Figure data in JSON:
+---+
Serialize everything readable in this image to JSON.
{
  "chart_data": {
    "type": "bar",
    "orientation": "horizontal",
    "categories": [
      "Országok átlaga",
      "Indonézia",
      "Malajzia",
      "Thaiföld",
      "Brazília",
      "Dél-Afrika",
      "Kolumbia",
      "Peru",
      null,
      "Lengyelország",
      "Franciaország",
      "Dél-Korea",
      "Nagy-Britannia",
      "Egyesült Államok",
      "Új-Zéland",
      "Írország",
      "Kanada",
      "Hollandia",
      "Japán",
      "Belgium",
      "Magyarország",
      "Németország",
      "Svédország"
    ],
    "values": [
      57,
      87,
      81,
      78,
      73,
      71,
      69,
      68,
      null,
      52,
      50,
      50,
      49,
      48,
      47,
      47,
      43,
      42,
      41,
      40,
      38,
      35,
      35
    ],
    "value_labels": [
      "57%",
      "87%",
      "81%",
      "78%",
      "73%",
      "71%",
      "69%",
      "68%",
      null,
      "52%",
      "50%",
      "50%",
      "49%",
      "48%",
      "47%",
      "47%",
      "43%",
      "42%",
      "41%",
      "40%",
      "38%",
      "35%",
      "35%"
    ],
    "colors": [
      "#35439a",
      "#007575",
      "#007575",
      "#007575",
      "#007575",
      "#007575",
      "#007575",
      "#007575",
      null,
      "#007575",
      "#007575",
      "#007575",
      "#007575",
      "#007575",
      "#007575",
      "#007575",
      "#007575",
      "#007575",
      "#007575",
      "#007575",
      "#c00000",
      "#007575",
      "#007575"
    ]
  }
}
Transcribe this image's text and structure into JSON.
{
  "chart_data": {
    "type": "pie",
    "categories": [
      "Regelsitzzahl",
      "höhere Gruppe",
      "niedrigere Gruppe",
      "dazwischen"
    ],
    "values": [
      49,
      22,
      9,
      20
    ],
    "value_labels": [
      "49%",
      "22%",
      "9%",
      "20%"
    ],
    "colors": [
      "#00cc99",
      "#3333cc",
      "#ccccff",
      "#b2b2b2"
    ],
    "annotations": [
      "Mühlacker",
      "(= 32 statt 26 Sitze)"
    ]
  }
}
+---+
Exercise prompt | Repeat, word for word, every line from the line that contains "Transcribe this image's" to the end of the entries; include both of those lines and no others.

Result for this task |
Transcribe this image's text and structure into JSON.
{
  "chart_data": {
    "type": "pie",
    "categories": [
      "Regelsitzzahl",
      "höhere Gruppe",
      "niedrigere Gruppe",
      "dazwischen"
    ],
    "values": [
      49,
      22,
      9,
      20
    ],
    "value_labels": [
      "49%",
      "22%",
      "9%",
      "20%"
    ],
    "colors": [
      "#00cc99",
      "#3333cc",
      "#ccccff",
      "#b2b2b2"
    ],
    "annotations": [
      "Mühlacker",
      "(= 32 statt 26 Sitze)"
    ]
  }
}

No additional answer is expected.